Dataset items
▼

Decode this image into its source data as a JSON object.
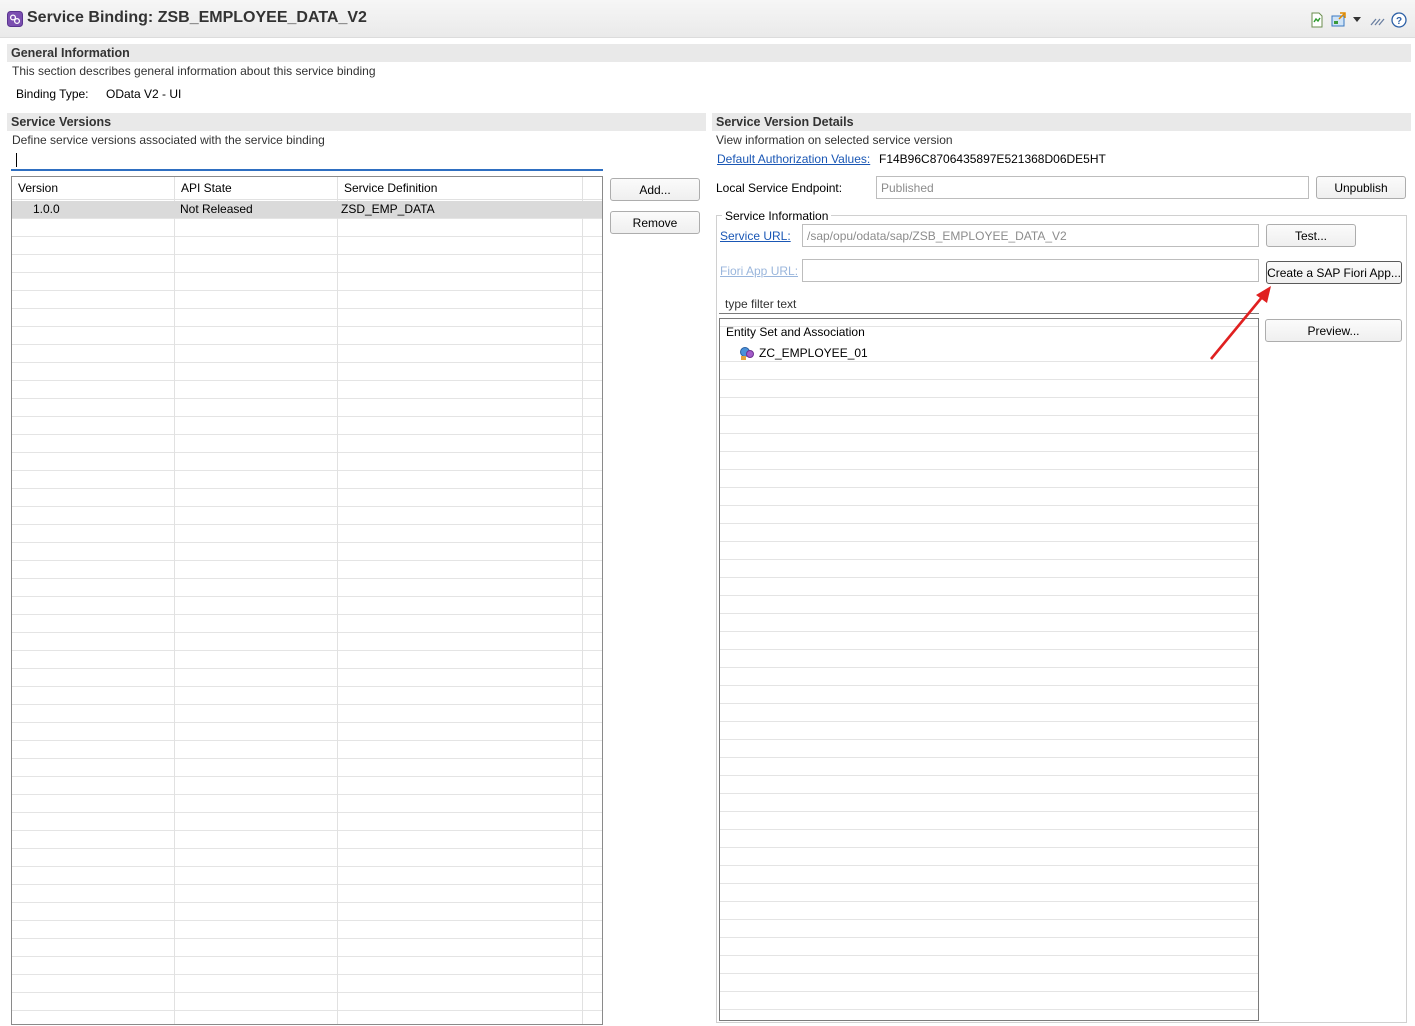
{
  "window": {
    "title": "Service Binding: ZSB_EMPLOYEE_DATA_V2",
    "title_icon": "service-binding-icon",
    "toolbar_icons": [
      "green-page-icon",
      "publish-icon",
      "dropdown-arrow-icon",
      "wand-icon",
      "help-icon"
    ]
  },
  "general": {
    "heading": "General Information",
    "description": "This section describes general information about this service binding",
    "binding_type_label": "Binding Type:",
    "binding_type_value": "OData V2 - UI"
  },
  "versions": {
    "heading": "Service Versions",
    "description": "Define service versions associated with the service binding",
    "search_value": "",
    "columns": [
      "Version",
      "API State",
      "Service Definition"
    ],
    "rows": [
      {
        "version": "1.0.0",
        "api_state": "Not Released",
        "service_definition": "ZSD_EMP_DATA"
      }
    ],
    "add_label": "Add...",
    "remove_label": "Remove"
  },
  "details": {
    "heading": "Service Version Details",
    "description": "View information on selected service version",
    "auth_link": "Default Authorization Values:",
    "auth_value": "F14B96C8706435897E521368D06DE5HT",
    "endpoint_label": "Local Service Endpoint:",
    "endpoint_value": "Published",
    "unpublish_label": "Unpublish",
    "service_info_title": "Service Information",
    "service_url_label": "Service URL:",
    "service_url_value": "/sap/opu/odata/sap/ZSB_EMPLOYEE_DATA_V2",
    "test_label": "Test...",
    "fiori_url_label": "Fiori App URL:",
    "fiori_url_value": "",
    "create_fiori_label": "Create a SAP Fiori App...",
    "filter_placeholder": "type filter text",
    "tree_header": "Entity Set and Association",
    "tree_items": [
      "ZC_EMPLOYEE_01"
    ],
    "preview_label": "Preview..."
  },
  "annotation": {
    "arrow_color": "#e02020"
  }
}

▲

Exercise directions.
Set down every record once more, word for word, without pictures.

Expected output.
Decode this image into its source data as a JSON object.
{
  "window": {
    "title": "Service Binding: ZSB_EMPLOYEE_DATA_V2",
    "title_icon": "service-binding-icon",
    "toolbar_icons": [
      "green-page-icon",
      "publish-icon",
      "dropdown-arrow-icon",
      "wand-icon",
      "help-icon"
    ]
  },
  "general": {
    "heading": "General Information",
    "description": "This section describes general information about this service binding",
    "binding_type_label": "Binding Type:",
    "binding_type_value": "OData V2 - UI"
  },
  "versions": {
    "heading": "Service Versions",
    "description": "Define service versions associated with the service binding",
    "search_value": "",
    "columns": [
      "Version",
      "API State",
      "Service Definition"
    ],
    "rows": [
      {
        "version": "1.0.0",
        "api_state": "Not Released",
        "service_definition": "ZSD_EMP_DATA"
      }
    ],
    "add_label": "Add...",
    "remove_label": "Remove"
  },
  "details": {
    "heading": "Service Version Details",
    "description": "View information on selected service version",
    "auth_link": "Default Authorization Values:",
    "auth_value": "F14B96C8706435897E521368D06DE5HT",
    "endpoint_label": "Local Service Endpoint:",
    "endpoint_value": "Published",
    "unpublish_label": "Unpublish",
    "service_info_title": "Service Information",
    "service_url_label": "Service URL:",
    "service_url_value": "/sap/opu/odata/sap/ZSB_EMPLOYEE_DATA_V2",
    "test_label": "Test...",
    "fiori_url_label": "Fiori App URL:",
    "fiori_url_value": "",
    "create_fiori_label": "Create a SAP Fiori App...",
    "filter_placeholder": "type filter text",
    "tree_header": "Entity Set and Association",
    "tree_items": [
      "ZC_EMPLOYEE_01"
    ],
    "preview_label": "Preview..."
  },
  "annotation": {
    "arrow_color": "#e02020"
  }
}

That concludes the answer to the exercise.